Return every entry exactly as written.

☆ ☆ ☆ ☆ ☆

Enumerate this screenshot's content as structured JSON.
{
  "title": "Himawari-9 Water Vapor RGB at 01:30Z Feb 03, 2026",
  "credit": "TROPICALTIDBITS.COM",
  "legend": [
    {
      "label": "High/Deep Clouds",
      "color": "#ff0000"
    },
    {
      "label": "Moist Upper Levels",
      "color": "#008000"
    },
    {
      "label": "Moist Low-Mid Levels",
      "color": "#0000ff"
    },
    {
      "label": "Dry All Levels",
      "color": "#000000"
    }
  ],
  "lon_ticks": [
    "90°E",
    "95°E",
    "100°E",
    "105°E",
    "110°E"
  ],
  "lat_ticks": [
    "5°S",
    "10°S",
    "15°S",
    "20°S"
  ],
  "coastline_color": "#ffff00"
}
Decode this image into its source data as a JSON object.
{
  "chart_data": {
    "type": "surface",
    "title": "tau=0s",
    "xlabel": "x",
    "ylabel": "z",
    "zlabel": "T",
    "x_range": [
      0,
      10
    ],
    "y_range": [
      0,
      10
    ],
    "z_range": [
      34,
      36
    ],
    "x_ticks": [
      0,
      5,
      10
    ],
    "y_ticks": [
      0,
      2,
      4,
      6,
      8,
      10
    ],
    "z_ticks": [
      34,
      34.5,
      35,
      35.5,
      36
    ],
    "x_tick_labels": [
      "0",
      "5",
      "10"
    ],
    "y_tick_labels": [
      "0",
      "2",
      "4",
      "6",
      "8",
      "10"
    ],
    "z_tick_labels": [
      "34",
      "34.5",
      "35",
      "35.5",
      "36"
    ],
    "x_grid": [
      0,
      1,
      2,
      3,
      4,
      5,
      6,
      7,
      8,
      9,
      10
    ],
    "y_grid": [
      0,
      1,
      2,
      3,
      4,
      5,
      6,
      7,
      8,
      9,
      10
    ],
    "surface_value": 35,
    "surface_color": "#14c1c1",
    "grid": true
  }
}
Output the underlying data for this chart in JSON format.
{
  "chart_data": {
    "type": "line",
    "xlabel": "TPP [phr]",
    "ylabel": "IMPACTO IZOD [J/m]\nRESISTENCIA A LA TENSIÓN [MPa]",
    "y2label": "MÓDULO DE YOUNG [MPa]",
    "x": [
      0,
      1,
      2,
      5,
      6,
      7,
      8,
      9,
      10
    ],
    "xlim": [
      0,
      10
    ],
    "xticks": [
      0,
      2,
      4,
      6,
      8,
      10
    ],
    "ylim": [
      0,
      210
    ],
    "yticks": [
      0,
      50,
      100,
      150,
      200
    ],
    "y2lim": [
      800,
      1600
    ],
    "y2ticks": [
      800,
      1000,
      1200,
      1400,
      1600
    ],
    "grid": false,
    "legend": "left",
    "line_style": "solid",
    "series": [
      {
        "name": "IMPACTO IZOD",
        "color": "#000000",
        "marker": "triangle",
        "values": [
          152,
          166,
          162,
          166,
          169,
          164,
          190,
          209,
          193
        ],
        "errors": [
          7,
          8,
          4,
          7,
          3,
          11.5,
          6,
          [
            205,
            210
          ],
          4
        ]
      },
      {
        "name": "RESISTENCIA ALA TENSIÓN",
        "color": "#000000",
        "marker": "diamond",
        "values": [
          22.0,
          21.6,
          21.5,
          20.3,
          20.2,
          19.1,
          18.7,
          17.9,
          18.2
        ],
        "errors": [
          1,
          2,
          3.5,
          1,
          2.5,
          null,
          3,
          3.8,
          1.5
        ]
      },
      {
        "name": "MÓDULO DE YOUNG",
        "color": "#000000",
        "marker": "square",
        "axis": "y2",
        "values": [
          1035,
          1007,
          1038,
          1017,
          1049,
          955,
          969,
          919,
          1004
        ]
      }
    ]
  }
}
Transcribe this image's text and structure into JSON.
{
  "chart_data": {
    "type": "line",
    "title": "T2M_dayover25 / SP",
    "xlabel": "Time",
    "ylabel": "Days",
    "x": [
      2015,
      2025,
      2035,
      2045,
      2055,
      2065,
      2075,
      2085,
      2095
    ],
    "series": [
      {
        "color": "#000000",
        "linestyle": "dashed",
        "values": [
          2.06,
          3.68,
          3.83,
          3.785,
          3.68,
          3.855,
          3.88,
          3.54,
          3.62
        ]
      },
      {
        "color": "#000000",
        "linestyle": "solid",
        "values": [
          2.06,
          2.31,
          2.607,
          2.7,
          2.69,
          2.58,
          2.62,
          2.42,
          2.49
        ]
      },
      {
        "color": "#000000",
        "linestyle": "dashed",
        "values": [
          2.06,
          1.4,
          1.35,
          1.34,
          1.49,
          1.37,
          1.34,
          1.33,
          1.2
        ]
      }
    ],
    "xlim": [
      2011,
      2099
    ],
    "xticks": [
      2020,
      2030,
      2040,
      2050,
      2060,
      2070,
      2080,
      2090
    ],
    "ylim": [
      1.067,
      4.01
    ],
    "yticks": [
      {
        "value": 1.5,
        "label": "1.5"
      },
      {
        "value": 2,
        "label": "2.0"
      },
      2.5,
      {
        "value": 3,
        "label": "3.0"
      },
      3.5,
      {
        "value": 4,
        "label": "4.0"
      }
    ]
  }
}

☆ ☆ ☆ ☆ ☆

Result of this exercise →
Enumerate this screenshot's content as structured JSON.
{
  "title": "Himawari-9 Water Vapor RGB at 01:30Z Feb 03, 2026",
  "credit": "TROPICALTIDBITS.COM",
  "legend": [
    {
      "label": "High/Deep Clouds",
      "color": "#ff0000"
    },
    {
      "label": "Moist Upper Levels",
      "color": "#008000"
    },
    {
      "label": "Moist Low-Mid Levels",
      "color": "#0000ff"
    },
    {
      "label": "Dry All Levels",
      "color": "#000000"
    }
  ],
  "lon_ticks": [
    "90°E",
    "95°E",
    "100°E",
    "105°E",
    "110°E"
  ],
  "lat_ticks": [
    "5°S",
    "10°S",
    "15°S",
    "20°S"
  ],
  "coastline_color": "#ffff00"
}
Decode this image into its source data as a JSON object.
{
  "chart_data": {
    "type": "surface",
    "title": "tau=0s",
    "xlabel": "x",
    "ylabel": "z",
    "zlabel": "T",
    "x_range": [
      0,
      10
    ],
    "y_range": [
      0,
      10
    ],
    "z_range": [
      34,
      36
    ],
    "x_ticks": [
      0,
      5,
      10
    ],
    "y_ticks": [
      0,
      2,
      4,
      6,
      8,
      10
    ],
    "z_ticks": [
      34,
      34.5,
      35,
      35.5,
      36
    ],
    "x_tick_labels": [
      "0",
      "5",
      "10"
    ],
    "y_tick_labels": [
      "0",
      "2",
      "4",
      "6",
      "8",
      "10"
    ],
    "z_tick_labels": [
      "34",
      "34.5",
      "35",
      "35.5",
      "36"
    ],
    "x_grid": [
      0,
      1,
      2,
      3,
      4,
      5,
      6,
      7,
      8,
      9,
      10
    ],
    "y_grid": [
      0,
      1,
      2,
      3,
      4,
      5,
      6,
      7,
      8,
      9,
      10
    ],
    "surface_value": 35,
    "surface_color": "#14c1c1",
    "grid": true
  }
}
Output the underlying data for this chart in JSON format.
{
  "chart_data": {
    "type": "line",
    "xlabel": "TPP [phr]",
    "ylabel": "IMPACTO IZOD [J/m]\nRESISTENCIA A LA TENSIÓN [MPa]",
    "y2label": "MÓDULO DE YOUNG [MPa]",
    "x": [
      0,
      1,
      2,
      5,
      6,
      7,
      8,
      9,
      10
    ],
    "xlim": [
      0,
      10
    ],
    "xticks": [
      0,
      2,
      4,
      6,
      8,
      10
    ],
    "ylim": [
      0,
      210
    ],
    "yticks": [
      0,
      50,
      100,
      150,
      200
    ],
    "y2lim": [
      800,
      1600
    ],
    "y2ticks": [
      800,
      1000,
      1200,
      1400,
      1600
    ],
    "grid": false,
    "legend": "left",
    "line_style": "solid",
    "series": [
      {
        "name": "IMPACTO IZOD",
        "color": "#000000",
        "marker": "triangle",
        "values": [
          152,
          166,
          162,
          166,
          169,
          164,
          190,
          209,
          193
        ],
        "errors": [
          7,
          8,
          4,
          7,
          3,
          11.5,
          6,
          [
            205,
            210
          ],
          4
        ]
      },
      {
        "name": "RESISTENCIA ALA TENSIÓN",
        "color": "#000000",
        "marker": "diamond",
        "values": [
          22.0,
          21.6,
          21.5,
          20.3,
          20.2,
          19.1,
          18.7,
          17.9,
          18.2
        ],
        "errors": [
          1,
          2,
          3.5,
          1,
          2.5,
          null,
          3,
          3.8,
          1.5
        ]
      },
      {
        "name": "MÓDULO DE YOUNG",
        "color": "#000000",
        "marker": "square",
        "axis": "y2",
        "values": [
          1035,
          1007,
          1038,
          1017,
          1049,
          955,
          969,
          919,
          1004
        ]
      }
    ]
  }
}
Transcribe this image's text and structure into JSON.
{
  "chart_data": {
    "type": "line",
    "title": "T2M_dayover25 / SP",
    "xlabel": "Time",
    "ylabel": "Days",
    "x": [
      2015,
      2025,
      2035,
      2045,
      2055,
      2065,
      2075,
      2085,
      2095
    ],
    "series": [
      {
        "color": "#000000",
        "linestyle": "dashed",
        "values": [
          2.06,
          3.68,
          3.83,
          3.785,
          3.68,
          3.855,
          3.88,
          3.54,
          3.62
        ]
      },
      {
        "color": "#000000",
        "linestyle": "solid",
        "values": [
          2.06,
          2.31,
          2.607,
          2.7,
          2.69,
          2.58,
          2.62,
          2.42,
          2.49
        ]
      },
      {
        "color": "#000000",
        "linestyle": "dashed",
        "values": [
          2.06,
          1.4,
          1.35,
          1.34,
          1.49,
          1.37,
          1.34,
          1.33,
          1.2
        ]
      }
    ],
    "xlim": [
      2011,
      2099
    ],
    "xticks": [
      2020,
      2030,
      2040,
      2050,
      2060,
      2070,
      2080,
      2090
    ],
    "ylim": [
      1.067,
      4.01
    ],
    "yticks": [
      {
        "value": 1.5,
        "label": "1.5"
      },
      {
        "value": 2,
        "label": "2.0"
      },
      2.5,
      {
        "value": 3,
        "label": "3.0"
      },
      3.5,
      {
        "value": 4,
        "label": "4.0"
      }
    ]
  }
}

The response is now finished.